Task to carry out: Write out all of the data without omission, exactly as shown.

--- --- ---

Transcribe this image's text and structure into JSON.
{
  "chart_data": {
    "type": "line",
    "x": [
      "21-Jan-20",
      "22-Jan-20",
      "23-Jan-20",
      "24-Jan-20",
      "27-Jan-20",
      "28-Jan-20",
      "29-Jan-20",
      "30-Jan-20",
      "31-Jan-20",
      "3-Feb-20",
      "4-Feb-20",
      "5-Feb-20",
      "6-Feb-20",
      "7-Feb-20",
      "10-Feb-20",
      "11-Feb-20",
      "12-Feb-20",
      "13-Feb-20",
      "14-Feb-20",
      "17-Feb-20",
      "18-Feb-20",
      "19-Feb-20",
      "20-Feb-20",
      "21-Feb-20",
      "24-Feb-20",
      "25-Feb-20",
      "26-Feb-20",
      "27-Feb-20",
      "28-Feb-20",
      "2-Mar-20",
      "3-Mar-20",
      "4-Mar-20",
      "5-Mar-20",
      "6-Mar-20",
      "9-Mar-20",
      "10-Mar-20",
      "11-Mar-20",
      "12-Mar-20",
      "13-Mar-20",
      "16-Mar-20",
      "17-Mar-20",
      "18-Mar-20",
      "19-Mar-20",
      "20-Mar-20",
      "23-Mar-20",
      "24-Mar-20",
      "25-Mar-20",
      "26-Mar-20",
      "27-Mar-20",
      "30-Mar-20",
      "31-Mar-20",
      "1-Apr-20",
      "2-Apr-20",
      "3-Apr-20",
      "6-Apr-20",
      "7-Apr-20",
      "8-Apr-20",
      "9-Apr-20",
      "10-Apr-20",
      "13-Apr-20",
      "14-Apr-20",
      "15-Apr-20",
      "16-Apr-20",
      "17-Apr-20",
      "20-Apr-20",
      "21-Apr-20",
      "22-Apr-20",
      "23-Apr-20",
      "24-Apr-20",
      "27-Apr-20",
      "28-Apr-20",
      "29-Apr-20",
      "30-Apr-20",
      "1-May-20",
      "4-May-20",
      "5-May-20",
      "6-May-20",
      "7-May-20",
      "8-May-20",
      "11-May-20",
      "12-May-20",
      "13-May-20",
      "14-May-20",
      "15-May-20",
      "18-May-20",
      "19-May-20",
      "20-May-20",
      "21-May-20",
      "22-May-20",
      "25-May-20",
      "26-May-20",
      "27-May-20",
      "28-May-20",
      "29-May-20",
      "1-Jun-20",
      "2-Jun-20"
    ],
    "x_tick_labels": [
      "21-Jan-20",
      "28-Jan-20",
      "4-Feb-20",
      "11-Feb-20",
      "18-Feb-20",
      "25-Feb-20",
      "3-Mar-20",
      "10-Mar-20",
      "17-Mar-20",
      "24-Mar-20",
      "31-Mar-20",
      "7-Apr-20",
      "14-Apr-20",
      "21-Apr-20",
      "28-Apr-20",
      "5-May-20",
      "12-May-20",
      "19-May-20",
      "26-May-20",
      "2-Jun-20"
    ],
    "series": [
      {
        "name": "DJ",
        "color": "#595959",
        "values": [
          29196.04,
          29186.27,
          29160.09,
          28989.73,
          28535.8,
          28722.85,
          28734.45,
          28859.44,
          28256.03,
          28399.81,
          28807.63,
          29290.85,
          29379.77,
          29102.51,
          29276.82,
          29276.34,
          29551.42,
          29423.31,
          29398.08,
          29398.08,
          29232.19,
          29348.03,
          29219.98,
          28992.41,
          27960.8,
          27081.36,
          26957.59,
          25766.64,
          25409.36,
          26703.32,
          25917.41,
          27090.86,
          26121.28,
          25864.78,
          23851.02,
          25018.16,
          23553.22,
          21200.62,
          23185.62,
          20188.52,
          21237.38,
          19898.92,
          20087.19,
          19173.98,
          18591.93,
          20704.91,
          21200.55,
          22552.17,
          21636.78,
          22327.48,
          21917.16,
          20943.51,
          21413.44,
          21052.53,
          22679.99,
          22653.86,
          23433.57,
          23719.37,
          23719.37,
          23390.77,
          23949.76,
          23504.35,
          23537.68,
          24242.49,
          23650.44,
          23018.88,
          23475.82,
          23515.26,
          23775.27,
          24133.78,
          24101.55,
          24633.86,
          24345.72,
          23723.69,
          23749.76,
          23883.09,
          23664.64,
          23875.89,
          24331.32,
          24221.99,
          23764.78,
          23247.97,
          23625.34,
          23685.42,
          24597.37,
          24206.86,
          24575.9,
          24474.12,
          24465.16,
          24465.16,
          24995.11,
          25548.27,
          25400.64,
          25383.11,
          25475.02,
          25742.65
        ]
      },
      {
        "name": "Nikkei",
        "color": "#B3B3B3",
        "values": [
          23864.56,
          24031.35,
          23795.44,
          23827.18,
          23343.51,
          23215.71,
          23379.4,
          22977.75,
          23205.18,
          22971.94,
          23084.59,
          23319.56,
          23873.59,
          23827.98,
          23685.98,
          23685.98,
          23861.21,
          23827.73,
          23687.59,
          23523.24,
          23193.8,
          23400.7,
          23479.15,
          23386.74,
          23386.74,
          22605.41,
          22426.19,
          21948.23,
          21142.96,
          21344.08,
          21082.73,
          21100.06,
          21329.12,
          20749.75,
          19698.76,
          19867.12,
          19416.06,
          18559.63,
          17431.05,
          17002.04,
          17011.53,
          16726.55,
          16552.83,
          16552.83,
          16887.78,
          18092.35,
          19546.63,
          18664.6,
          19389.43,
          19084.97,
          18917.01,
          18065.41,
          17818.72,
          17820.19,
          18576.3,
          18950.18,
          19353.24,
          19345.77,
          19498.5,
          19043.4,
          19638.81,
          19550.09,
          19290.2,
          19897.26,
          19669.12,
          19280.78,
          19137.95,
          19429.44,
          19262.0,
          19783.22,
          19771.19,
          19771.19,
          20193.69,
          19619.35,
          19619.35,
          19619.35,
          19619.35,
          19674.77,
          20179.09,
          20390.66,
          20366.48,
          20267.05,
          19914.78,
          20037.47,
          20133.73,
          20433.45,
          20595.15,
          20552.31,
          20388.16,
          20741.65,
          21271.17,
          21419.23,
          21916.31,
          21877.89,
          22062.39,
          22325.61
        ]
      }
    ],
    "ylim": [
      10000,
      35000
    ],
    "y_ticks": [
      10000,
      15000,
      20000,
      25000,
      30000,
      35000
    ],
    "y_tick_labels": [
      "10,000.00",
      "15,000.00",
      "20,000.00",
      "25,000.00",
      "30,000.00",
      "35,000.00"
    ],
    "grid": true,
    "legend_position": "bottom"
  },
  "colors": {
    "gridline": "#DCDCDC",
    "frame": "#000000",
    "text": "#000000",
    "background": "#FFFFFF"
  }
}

--- --- ---

Exercise output:
Transcribe this image's text and structure into JSON.
{
  "chart_data": {
    "type": "line",
    "x": [
      "21-Jan-20",
      "22-Jan-20",
      "23-Jan-20",
      "24-Jan-20",
      "27-Jan-20",
      "28-Jan-20",
      "29-Jan-20",
      "30-Jan-20",
      "31-Jan-20",
      "3-Feb-20",
      "4-Feb-20",
      "5-Feb-20",
      "6-Feb-20",
      "7-Feb-20",
      "10-Feb-20",
      "11-Feb-20",
      "12-Feb-20",
      "13-Feb-20",
      "14-Feb-20",
      "17-Feb-20",
      "18-Feb-20",
      "19-Feb-20",
      "20-Feb-20",
      "21-Feb-20",
      "24-Feb-20",
      "25-Feb-20",
      "26-Feb-20",
      "27-Feb-20",
      "28-Feb-20",
      "2-Mar-20",
      "3-Mar-20",
      "4-Mar-20",
      "5-Mar-20",
      "6-Mar-20",
      "9-Mar-20",
      "10-Mar-20",
      "11-Mar-20",
      "12-Mar-20",
      "13-Mar-20",
      "16-Mar-20",
      "17-Mar-20",
      "18-Mar-20",
      "19-Mar-20",
      "20-Mar-20",
      "23-Mar-20",
      "24-Mar-20",
      "25-Mar-20",
      "26-Mar-20",
      "27-Mar-20",
      "30-Mar-20",
      "31-Mar-20",
      "1-Apr-20",
      "2-Apr-20",
      "3-Apr-20",
      "6-Apr-20",
      "7-Apr-20",
      "8-Apr-20",
      "9-Apr-20",
      "10-Apr-20",
      "13-Apr-20",
      "14-Apr-20",
      "15-Apr-20",
      "16-Apr-20",
      "17-Apr-20",
      "20-Apr-20",
      "21-Apr-20",
      "22-Apr-20",
      "23-Apr-20",
      "24-Apr-20",
      "27-Apr-20",
      "28-Apr-20",
      "29-Apr-20",
      "30-Apr-20",
      "1-May-20",
      "4-May-20",
      "5-May-20",
      "6-May-20",
      "7-May-20",
      "8-May-20",
      "11-May-20",
      "12-May-20",
      "13-May-20",
      "14-May-20",
      "15-May-20",
      "18-May-20",
      "19-May-20",
      "20-May-20",
      "21-May-20",
      "22-May-20",
      "25-May-20",
      "26-May-20",
      "27-May-20",
      "28-May-20",
      "29-May-20",
      "1-Jun-20",
      "2-Jun-20"
    ],
    "x_tick_labels": [
      "21-Jan-20",
      "28-Jan-20",
      "4-Feb-20",
      "11-Feb-20",
      "18-Feb-20",
      "25-Feb-20",
      "3-Mar-20",
      "10-Mar-20",
      "17-Mar-20",
      "24-Mar-20",
      "31-Mar-20",
      "7-Apr-20",
      "14-Apr-20",
      "21-Apr-20",
      "28-Apr-20",
      "5-May-20",
      "12-May-20",
      "19-May-20",
      "26-May-20",
      "2-Jun-20"
    ],
    "series": [
      {
        "name": "DJ",
        "color": "#595959",
        "values": [
          29196.04,
          29186.27,
          29160.09,
          28989.73,
          28535.8,
          28722.85,
          28734.45,
          28859.44,
          28256.03,
          28399.81,
          28807.63,
          29290.85,
          29379.77,
          29102.51,
          29276.82,
          29276.34,
          29551.42,
          29423.31,
          29398.08,
          29398.08,
          29232.19,
          29348.03,
          29219.98,
          28992.41,
          27960.8,
          27081.36,
          26957.59,
          25766.64,
          25409.36,
          26703.32,
          25917.41,
          27090.86,
          26121.28,
          25864.78,
          23851.02,
          25018.16,
          23553.22,
          21200.62,
          23185.62,
          20188.52,
          21237.38,
          19898.92,
          20087.19,
          19173.98,
          18591.93,
          20704.91,
          21200.55,
          22552.17,
          21636.78,
          22327.48,
          21917.16,
          20943.51,
          21413.44,
          21052.53,
          22679.99,
          22653.86,
          23433.57,
          23719.37,
          23719.37,
          23390.77,
          23949.76,
          23504.35,
          23537.68,
          24242.49,
          23650.44,
          23018.88,
          23475.82,
          23515.26,
          23775.27,
          24133.78,
          24101.55,
          24633.86,
          24345.72,
          23723.69,
          23749.76,
          23883.09,
          23664.64,
          23875.89,
          24331.32,
          24221.99,
          23764.78,
          23247.97,
          23625.34,
          23685.42,
          24597.37,
          24206.86,
          24575.9,
          24474.12,
          24465.16,
          24465.16,
          24995.11,
          25548.27,
          25400.64,
          25383.11,
          25475.02,
          25742.65
        ]
      },
      {
        "name": "Nikkei",
        "color": "#B3B3B3",
        "values": [
          23864.56,
          24031.35,
          23795.44,
          23827.18,
          23343.51,
          23215.71,
          23379.4,
          22977.75,
          23205.18,
          22971.94,
          23084.59,
          23319.56,
          23873.59,
          23827.98,
          23685.98,
          23685.98,
          23861.21,
          23827.73,
          23687.59,
          23523.24,
          23193.8,
          23400.7,
          23479.15,
          23386.74,
          23386.74,
          22605.41,
          22426.19,
          21948.23,
          21142.96,
          21344.08,
          21082.73,
          21100.06,
          21329.12,
          20749.75,
          19698.76,
          19867.12,
          19416.06,
          18559.63,
          17431.05,
          17002.04,
          17011.53,
          16726.55,
          16552.83,
          16552.83,
          16887.78,
          18092.35,
          19546.63,
          18664.6,
          19389.43,
          19084.97,
          18917.01,
          18065.41,
          17818.72,
          17820.19,
          18576.3,
          18950.18,
          19353.24,
          19345.77,
          19498.5,
          19043.4,
          19638.81,
          19550.09,
          19290.2,
          19897.26,
          19669.12,
          19280.78,
          19137.95,
          19429.44,
          19262.0,
          19783.22,
          19771.19,
          19771.19,
          20193.69,
          19619.35,
          19619.35,
          19619.35,
          19619.35,
          19674.77,
          20179.09,
          20390.66,
          20366.48,
          20267.05,
          19914.78,
          20037.47,
          20133.73,
          20433.45,
          20595.15,
          20552.31,
          20388.16,
          20741.65,
          21271.17,
          21419.23,
          21916.31,
          21877.89,
          22062.39,
          22325.61
        ]
      }
    ],
    "ylim": [
      10000,
      35000
    ],
    "y_ticks": [
      10000,
      15000,
      20000,
      25000,
      30000,
      35000
    ],
    "y_tick_labels": [
      "10,000.00",
      "15,000.00",
      "20,000.00",
      "25,000.00",
      "30,000.00",
      "35,000.00"
    ],
    "grid": true,
    "legend_position": "bottom"
  },
  "colors": {
    "gridline": "#DCDCDC",
    "frame": "#000000",
    "text": "#000000",
    "background": "#FFFFFF"
  }
}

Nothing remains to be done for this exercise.